SET TASK
Return all of the data exactly as written, without the pictures.

Dataset rows about figures
------------------------------------------------------------------------

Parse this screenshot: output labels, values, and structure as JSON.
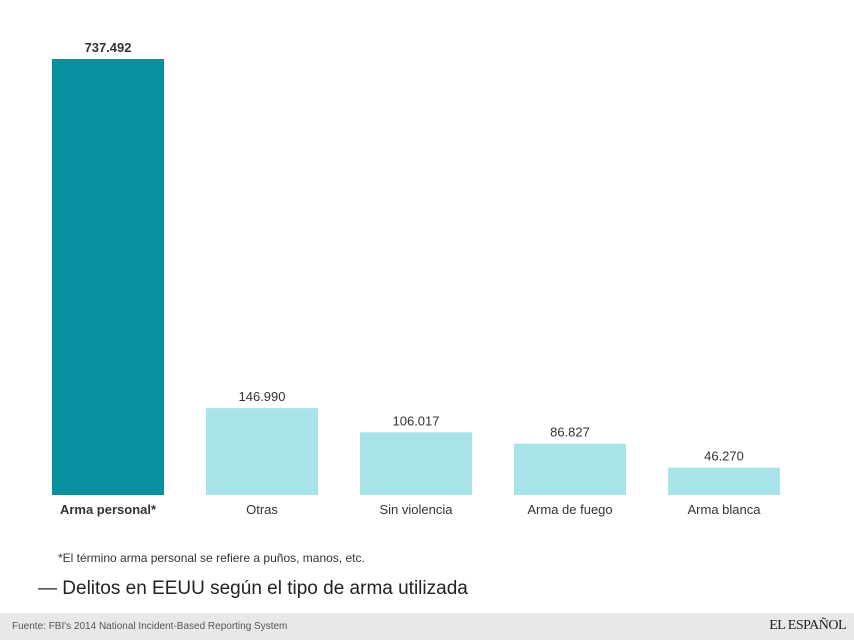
{
  "chart_data": {
    "type": "bar",
    "title": "Delitos en EEUU según el tipo de arma utilizada",
    "categories": [
      "Arma personal*",
      "Otras",
      "Sin violencia",
      "Arma de fuego",
      "Arma blanca"
    ],
    "values": [
      737492,
      146990,
      106017,
      86827,
      46270
    ],
    "value_labels": [
      "737.492",
      "146.990",
      "106.017",
      "86.827",
      "46.270"
    ],
    "highlight_index": 0,
    "colors": {
      "highlight": "#0a8f9e",
      "default": "#a8e3ea"
    },
    "xlabel": "",
    "ylabel": "",
    "ylim": [
      0,
      737492
    ],
    "grid": false
  },
  "note": "*El término arma personal se refiere a puños, manos, etc.",
  "title_line": "— Delitos en EEUU según el tipo de arma utilizada",
  "footer": {
    "source": "Fuente: FBI's 2014 National Incident-Based Reporting System",
    "logo": "EL ESPAÑOL"
  }
}
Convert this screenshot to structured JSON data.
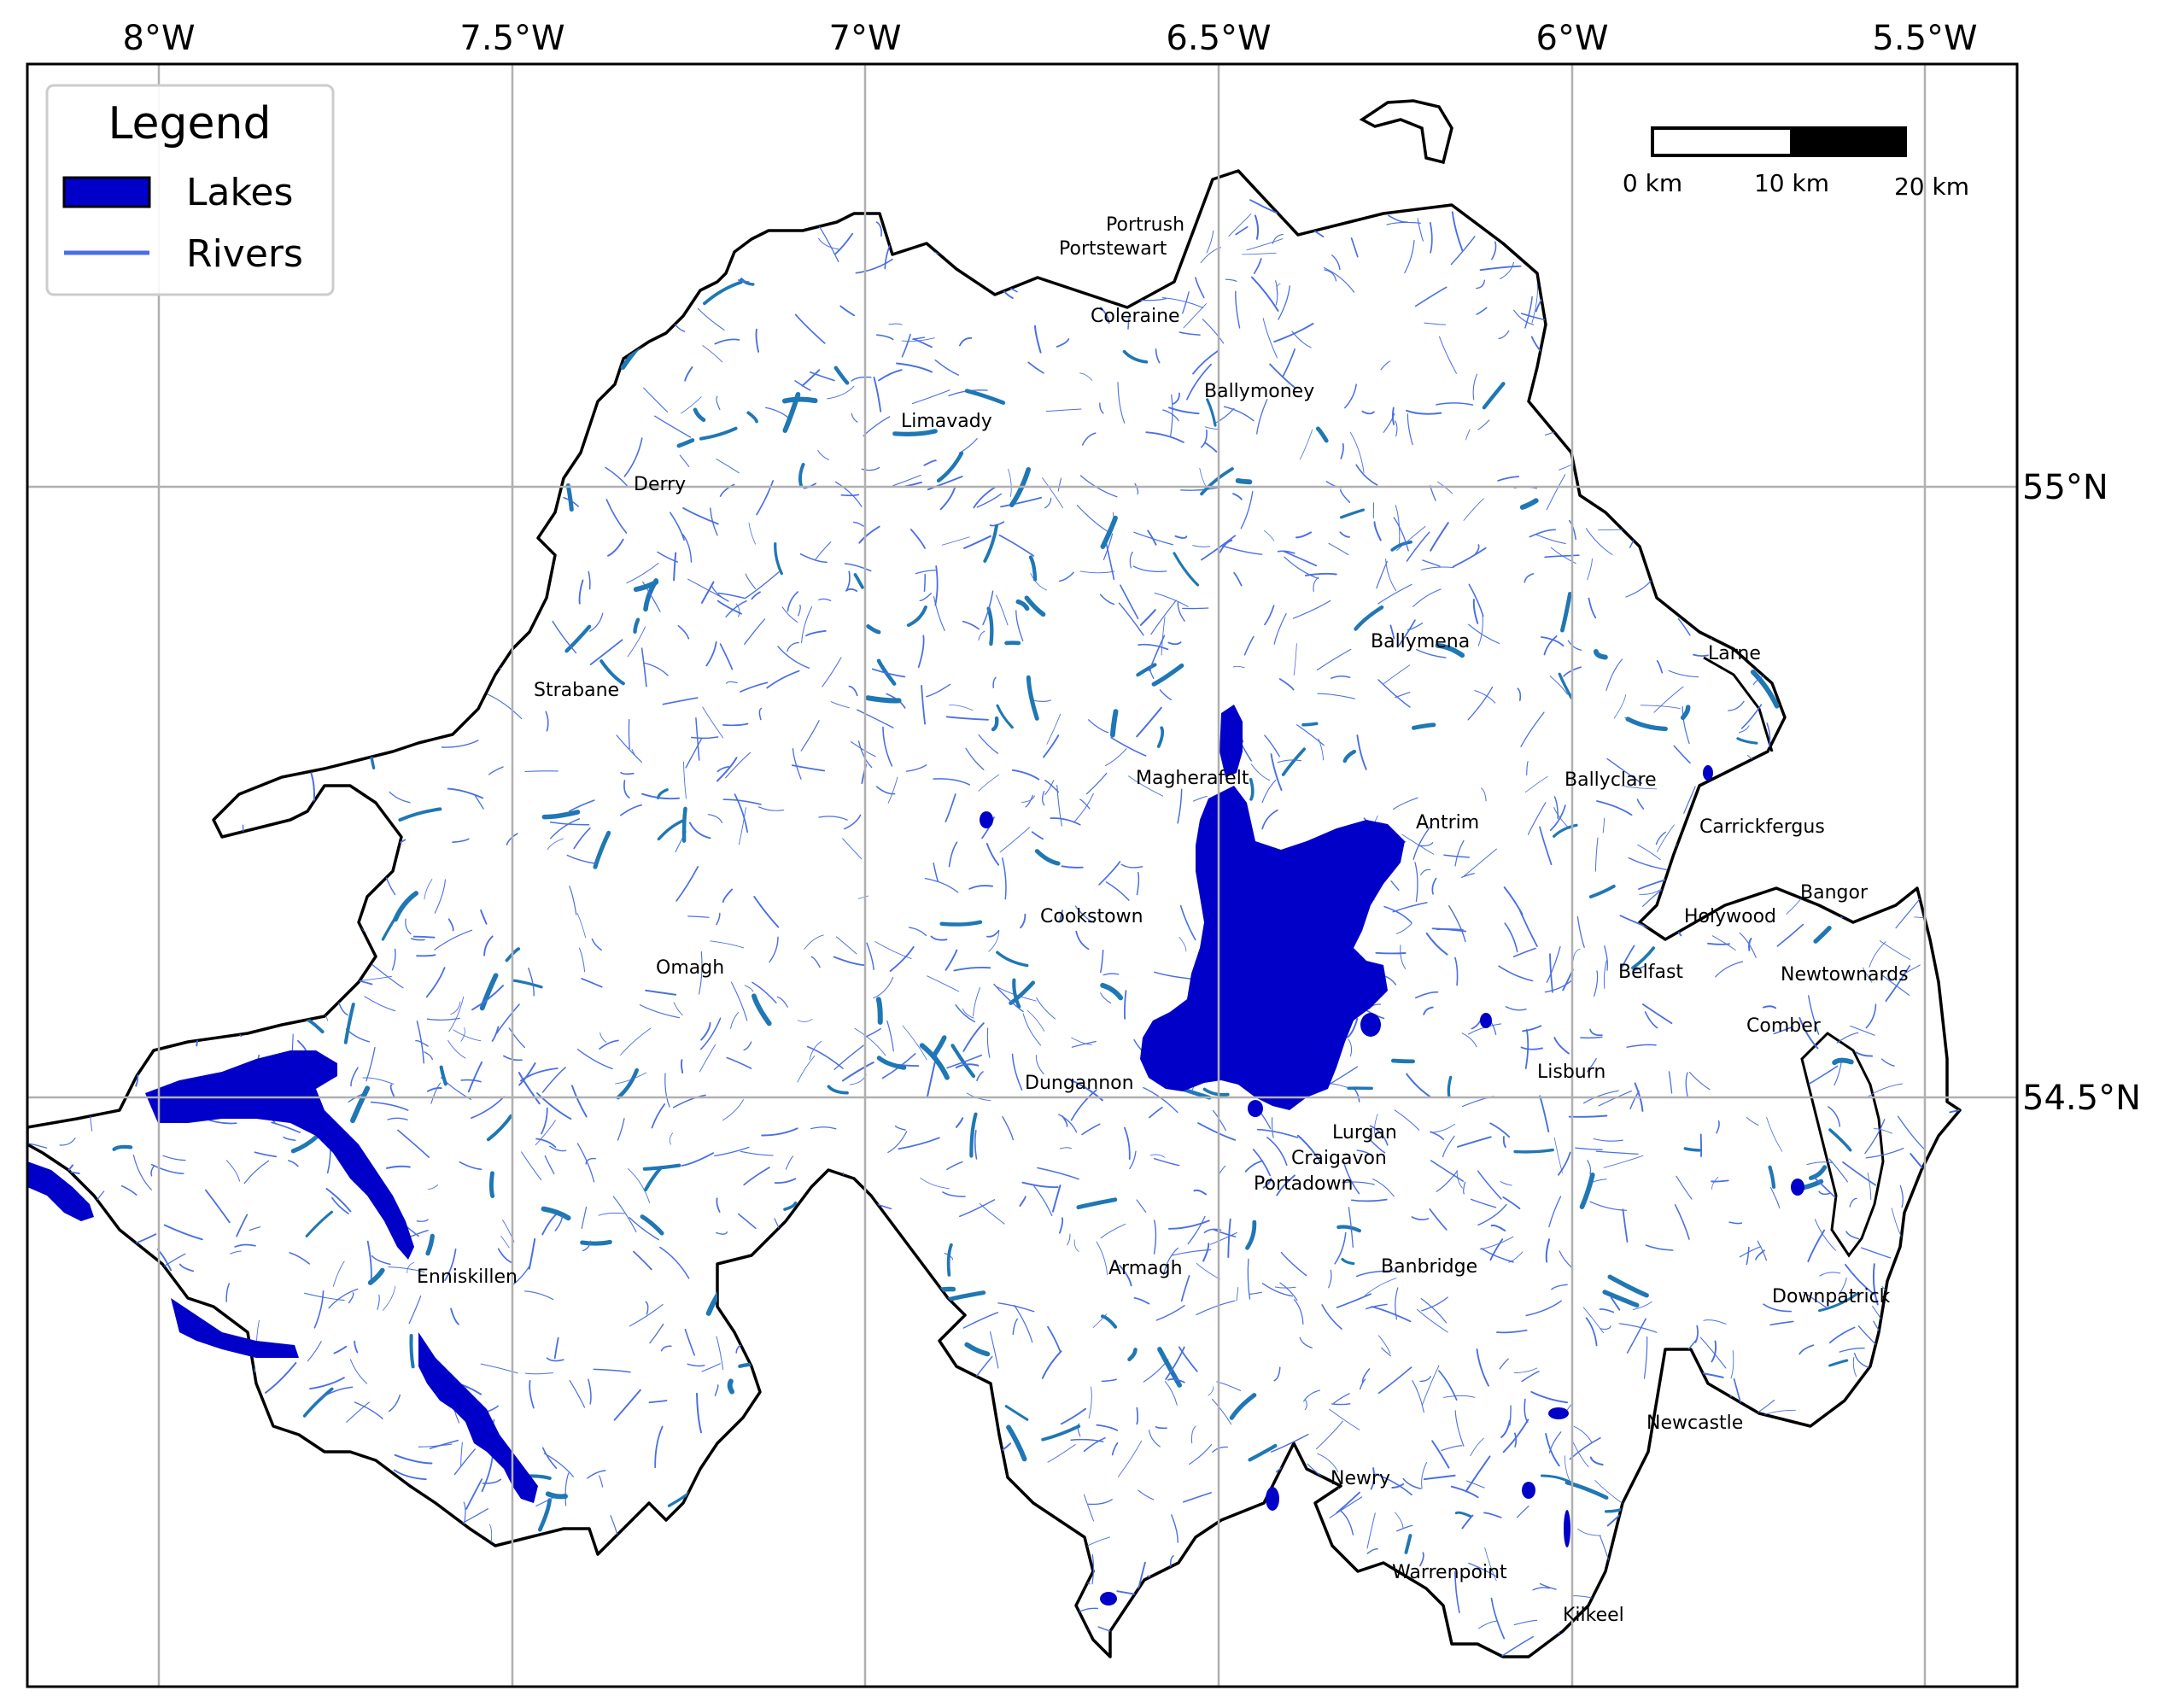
{
  "colors": {
    "lake": "#0000c8",
    "river": "#4a6fe3",
    "river_dark": "#1f77b4",
    "coast": "#000000",
    "grid": "#b0b0b0"
  },
  "axes": {
    "longitude_labels": [
      "8°W",
      "7.5°W",
      "7°W",
      "6.5°W",
      "6°W",
      "5.5°W"
    ],
    "latitude_labels": [
      "55°N",
      "54.5°N"
    ]
  },
  "legend": {
    "title": "Legend",
    "items": [
      {
        "label": "Lakes",
        "symbol": "lake-swatch"
      },
      {
        "label": "Rivers",
        "symbol": "river-line"
      }
    ]
  },
  "scale_bar": {
    "labels": [
      "0 km",
      "10 km",
      "20 km"
    ]
  },
  "towns": [
    "Portrush",
    "Portstewart",
    "Coleraine",
    "Ballymoney",
    "Limavady",
    "Derry",
    "Ballymena",
    "Larne",
    "Strabane",
    "Magherafelt",
    "Ballyclare",
    "Antrim",
    "Carrickfergus",
    "Bangor",
    "Holywood",
    "Cookstown",
    "Belfast",
    "Newtownards",
    "Omagh",
    "Comber",
    "Dungannon",
    "Lisburn",
    "Lurgan",
    "Craigavon",
    "Portadown",
    "Enniskillen",
    "Armagh",
    "Banbridge",
    "Downpatrick",
    "Newcastle",
    "Newry",
    "Warrenpoint",
    "Kilkeel"
  ]
}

------------------------------------------------------------------------

PROBLEM SOLUTION
Parse this screenshot: output labels, values, and structure as JSON.
{
  "chart_data": {
    "type": "bar",
    "title": "Delitos en EEUU según el tipo de arma utilizada",
    "categories": [
      "Arma personal*",
      "Otras",
      "Sin violencia",
      "Arma de fuego",
      "Arma blanca"
    ],
    "values": [
      737492,
      146990,
      106017,
      86827,
      46270
    ],
    "value_labels": [
      "737.492",
      "146.990",
      "106.017",
      "86.827",
      "46.270"
    ],
    "highlight_index": 0,
    "colors": {
      "highlight": "#0a8f9e",
      "default": "#a8e3ea"
    },
    "xlabel": "",
    "ylabel": "",
    "ylim": [
      0,
      737492
    ],
    "grid": false
  },
  "note": "*El término arma personal se refiere a puños, manos, etc.",
  "title_line": "— Delitos en EEUU según el tipo de arma utilizada",
  "footer": {
    "source": "Fuente: FBI's 2014 National Incident-Based Reporting System",
    "logo": "EL ESPAÑOL"
  }
}
Convert this screenshot to structured JSON data.
{
  "colors": {
    "lake": "#0000c8",
    "river": "#4a6fe3",
    "river_dark": "#1f77b4",
    "coast": "#000000",
    "grid": "#b0b0b0"
  },
  "axes": {
    "longitude_labels": [
      "8°W",
      "7.5°W",
      "7°W",
      "6.5°W",
      "6°W",
      "5.5°W"
    ],
    "latitude_labels": [
      "55°N",
      "54.5°N"
    ]
  },
  "legend": {
    "title": "Legend",
    "items": [
      {
        "label": "Lakes",
        "symbol": "lake-swatch"
      },
      {
        "label": "Rivers",
        "symbol": "river-line"
      }
    ]
  },
  "scale_bar": {
    "labels": [
      "0 km",
      "10 km",
      "20 km"
    ]
  },
  "towns": [
    "Portrush",
    "Portstewart",
    "Coleraine",
    "Ballymoney",
    "Limavady",
    "Derry",
    "Ballymena",
    "Larne",
    "Strabane",
    "Magherafelt",
    "Ballyclare",
    "Antrim",
    "Carrickfergus",
    "Bangor",
    "Holywood",
    "Cookstown",
    "Belfast",
    "Newtownards",
    "Omagh",
    "Comber",
    "Dungannon",
    "Lisburn",
    "Lurgan",
    "Craigavon",
    "Portadown",
    "Enniskillen",
    "Armagh",
    "Banbridge",
    "Downpatrick",
    "Newcastle",
    "Newry",
    "Warrenpoint",
    "Kilkeel"
  ]
}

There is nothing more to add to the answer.